Written request> Transcribe everything in the data word for word. Pictures are left out.

━━ Entries provided ━━

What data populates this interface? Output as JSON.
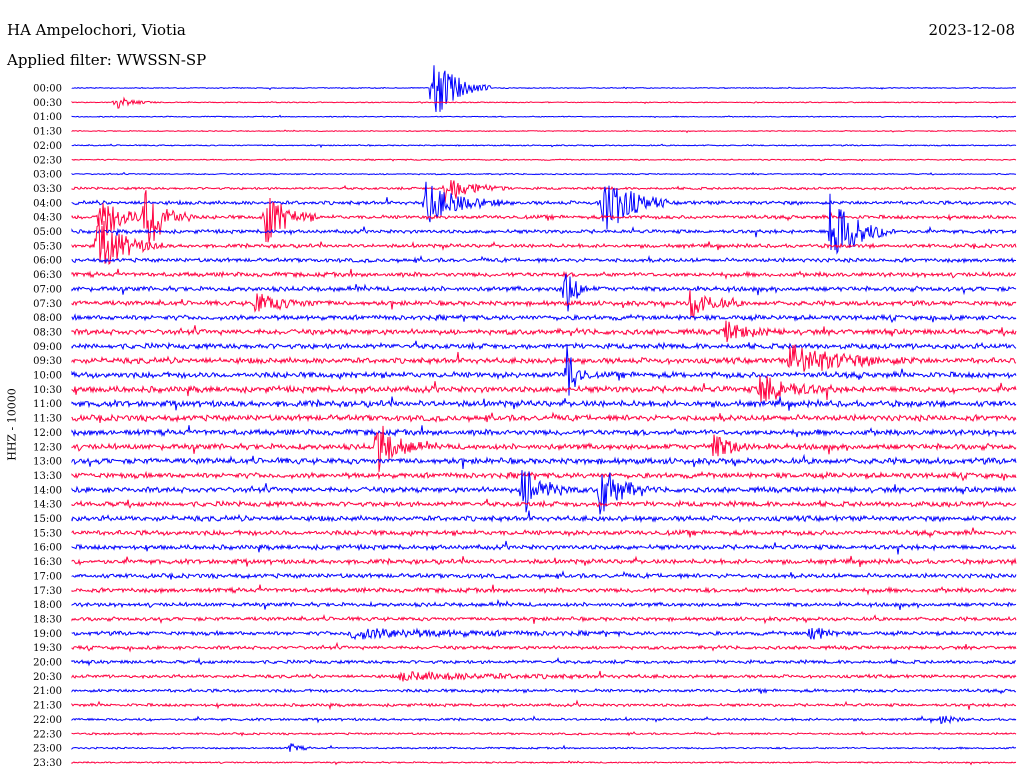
{
  "header": {
    "station": "HA Ampelochori, Viotia",
    "filter": "Applied filter: WWSSN-SP",
    "date": "2023-12-08"
  },
  "chart_data": {
    "type": "line",
    "title": "HA Ampelochori, Viotia",
    "subtitle": "Applied filter: WWSSN-SP",
    "date": "2023-12-08",
    "ylabel": "HHZ - 10000",
    "xlabel": "",
    "colors": [
      "#0000ff",
      "#ff0040"
    ],
    "time_labels": [
      "00:00",
      "00:30",
      "01:00",
      "01:30",
      "02:00",
      "02:30",
      "03:00",
      "03:30",
      "04:00",
      "04:30",
      "05:00",
      "05:30",
      "06:00",
      "06:30",
      "07:00",
      "07:30",
      "08:00",
      "08:30",
      "09:00",
      "09:30",
      "10:00",
      "10:30",
      "11:00",
      "11:30",
      "12:00",
      "12:30",
      "13:00",
      "13:30",
      "14:00",
      "14:30",
      "15:00",
      "15:30",
      "16:00",
      "16:30",
      "17:00",
      "17:30",
      "18:00",
      "18:30",
      "19:00",
      "19:30",
      "20:00",
      "20:30",
      "21:00",
      "21:30",
      "22:00",
      "22:30",
      "23:00",
      "23:30"
    ],
    "trace_noise_level": [
      0.4,
      0.4,
      0.4,
      0.4,
      0.5,
      0.5,
      0.5,
      1.0,
      1.5,
      1.5,
      1.5,
      1.5,
      1.6,
      1.8,
      1.9,
      1.9,
      2.0,
      2.2,
      2.2,
      2.3,
      2.4,
      2.5,
      2.5,
      2.4,
      2.3,
      2.3,
      2.4,
      2.2,
      2.2,
      2.1,
      2.1,
      2.0,
      1.9,
      1.9,
      1.8,
      1.8,
      1.6,
      1.5,
      1.6,
      1.4,
      1.4,
      1.3,
      1.3,
      1.2,
      1.0,
      0.8,
      0.7,
      0.6
    ],
    "events": [
      {
        "trace": 0,
        "x": 432,
        "amp": 38,
        "dur": 20
      },
      {
        "trace": 1,
        "x": 115,
        "amp": 7,
        "dur": 14
      },
      {
        "trace": 7,
        "x": 445,
        "amp": 16,
        "dur": 22
      },
      {
        "trace": 8,
        "x": 425,
        "amp": 22,
        "dur": 28
      },
      {
        "trace": 8,
        "x": 602,
        "amp": 40,
        "dur": 22
      },
      {
        "trace": 9,
        "x": 100,
        "amp": 26,
        "dur": 18
      },
      {
        "trace": 9,
        "x": 145,
        "amp": 42,
        "dur": 16
      },
      {
        "trace": 9,
        "x": 265,
        "amp": 30,
        "dur": 18
      },
      {
        "trace": 10,
        "x": 830,
        "amp": 42,
        "dur": 22
      },
      {
        "trace": 11,
        "x": 97,
        "amp": 32,
        "dur": 22
      },
      {
        "trace": 14,
        "x": 565,
        "amp": 36,
        "dur": 8
      },
      {
        "trace": 15,
        "x": 255,
        "amp": 10,
        "dur": 26
      },
      {
        "trace": 15,
        "x": 690,
        "amp": 16,
        "dur": 18
      },
      {
        "trace": 17,
        "x": 725,
        "amp": 10,
        "dur": 20
      },
      {
        "trace": 19,
        "x": 790,
        "amp": 16,
        "dur": 44
      },
      {
        "trace": 20,
        "x": 567,
        "amp": 34,
        "dur": 8
      },
      {
        "trace": 21,
        "x": 760,
        "amp": 16,
        "dur": 26
      },
      {
        "trace": 25,
        "x": 377,
        "amp": 28,
        "dur": 16
      },
      {
        "trace": 25,
        "x": 712,
        "amp": 14,
        "dur": 16
      },
      {
        "trace": 28,
        "x": 522,
        "amp": 26,
        "dur": 18
      },
      {
        "trace": 28,
        "x": 600,
        "amp": 32,
        "dur": 16
      },
      {
        "trace": 38,
        "x": 810,
        "amp": 10,
        "dur": 12
      },
      {
        "trace": 38,
        "x": 350,
        "amp": 5,
        "dur": 90
      },
      {
        "trace": 41,
        "x": 400,
        "amp": 4,
        "dur": 90
      },
      {
        "trace": 44,
        "x": 940,
        "amp": 6,
        "dur": 10
      },
      {
        "trace": 46,
        "x": 290,
        "amp": 5,
        "dur": 8
      }
    ]
  }
}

━━━

Written solution>
What data populates this interface? Output as JSON.
{
  "header": {
    "station": "HA Ampelochori, Viotia",
    "filter": "Applied filter: WWSSN-SP",
    "date": "2023-12-08"
  },
  "chart_data": {
    "type": "line",
    "title": "HA Ampelochori, Viotia",
    "subtitle": "Applied filter: WWSSN-SP",
    "date": "2023-12-08",
    "ylabel": "HHZ - 10000",
    "xlabel": "",
    "colors": [
      "#0000ff",
      "#ff0040"
    ],
    "time_labels": [
      "00:00",
      "00:30",
      "01:00",
      "01:30",
      "02:00",
      "02:30",
      "03:00",
      "03:30",
      "04:00",
      "04:30",
      "05:00",
      "05:30",
      "06:00",
      "06:30",
      "07:00",
      "07:30",
      "08:00",
      "08:30",
      "09:00",
      "09:30",
      "10:00",
      "10:30",
      "11:00",
      "11:30",
      "12:00",
      "12:30",
      "13:00",
      "13:30",
      "14:00",
      "14:30",
      "15:00",
      "15:30",
      "16:00",
      "16:30",
      "17:00",
      "17:30",
      "18:00",
      "18:30",
      "19:00",
      "19:30",
      "20:00",
      "20:30",
      "21:00",
      "21:30",
      "22:00",
      "22:30",
      "23:00",
      "23:30"
    ],
    "trace_noise_level": [
      0.4,
      0.4,
      0.4,
      0.4,
      0.5,
      0.5,
      0.5,
      1.0,
      1.5,
      1.5,
      1.5,
      1.5,
      1.6,
      1.8,
      1.9,
      1.9,
      2.0,
      2.2,
      2.2,
      2.3,
      2.4,
      2.5,
      2.5,
      2.4,
      2.3,
      2.3,
      2.4,
      2.2,
      2.2,
      2.1,
      2.1,
      2.0,
      1.9,
      1.9,
      1.8,
      1.8,
      1.6,
      1.5,
      1.6,
      1.4,
      1.4,
      1.3,
      1.3,
      1.2,
      1.0,
      0.8,
      0.7,
      0.6
    ],
    "events": [
      {
        "trace": 0,
        "x": 432,
        "amp": 38,
        "dur": 20
      },
      {
        "trace": 1,
        "x": 115,
        "amp": 7,
        "dur": 14
      },
      {
        "trace": 7,
        "x": 445,
        "amp": 16,
        "dur": 22
      },
      {
        "trace": 8,
        "x": 425,
        "amp": 22,
        "dur": 28
      },
      {
        "trace": 8,
        "x": 602,
        "amp": 40,
        "dur": 22
      },
      {
        "trace": 9,
        "x": 100,
        "amp": 26,
        "dur": 18
      },
      {
        "trace": 9,
        "x": 145,
        "amp": 42,
        "dur": 16
      },
      {
        "trace": 9,
        "x": 265,
        "amp": 30,
        "dur": 18
      },
      {
        "trace": 10,
        "x": 830,
        "amp": 42,
        "dur": 22
      },
      {
        "trace": 11,
        "x": 97,
        "amp": 32,
        "dur": 22
      },
      {
        "trace": 14,
        "x": 565,
        "amp": 36,
        "dur": 8
      },
      {
        "trace": 15,
        "x": 255,
        "amp": 10,
        "dur": 26
      },
      {
        "trace": 15,
        "x": 690,
        "amp": 16,
        "dur": 18
      },
      {
        "trace": 17,
        "x": 725,
        "amp": 10,
        "dur": 20
      },
      {
        "trace": 19,
        "x": 790,
        "amp": 16,
        "dur": 44
      },
      {
        "trace": 20,
        "x": 567,
        "amp": 34,
        "dur": 8
      },
      {
        "trace": 21,
        "x": 760,
        "amp": 16,
        "dur": 26
      },
      {
        "trace": 25,
        "x": 377,
        "amp": 28,
        "dur": 16
      },
      {
        "trace": 25,
        "x": 712,
        "amp": 14,
        "dur": 16
      },
      {
        "trace": 28,
        "x": 522,
        "amp": 26,
        "dur": 18
      },
      {
        "trace": 28,
        "x": 600,
        "amp": 32,
        "dur": 16
      },
      {
        "trace": 38,
        "x": 810,
        "amp": 10,
        "dur": 12
      },
      {
        "trace": 38,
        "x": 350,
        "amp": 5,
        "dur": 90
      },
      {
        "trace": 41,
        "x": 400,
        "amp": 4,
        "dur": 90
      },
      {
        "trace": 44,
        "x": 940,
        "amp": 6,
        "dur": 10
      },
      {
        "trace": 46,
        "x": 290,
        "amp": 5,
        "dur": 8
      }
    ]
  }
}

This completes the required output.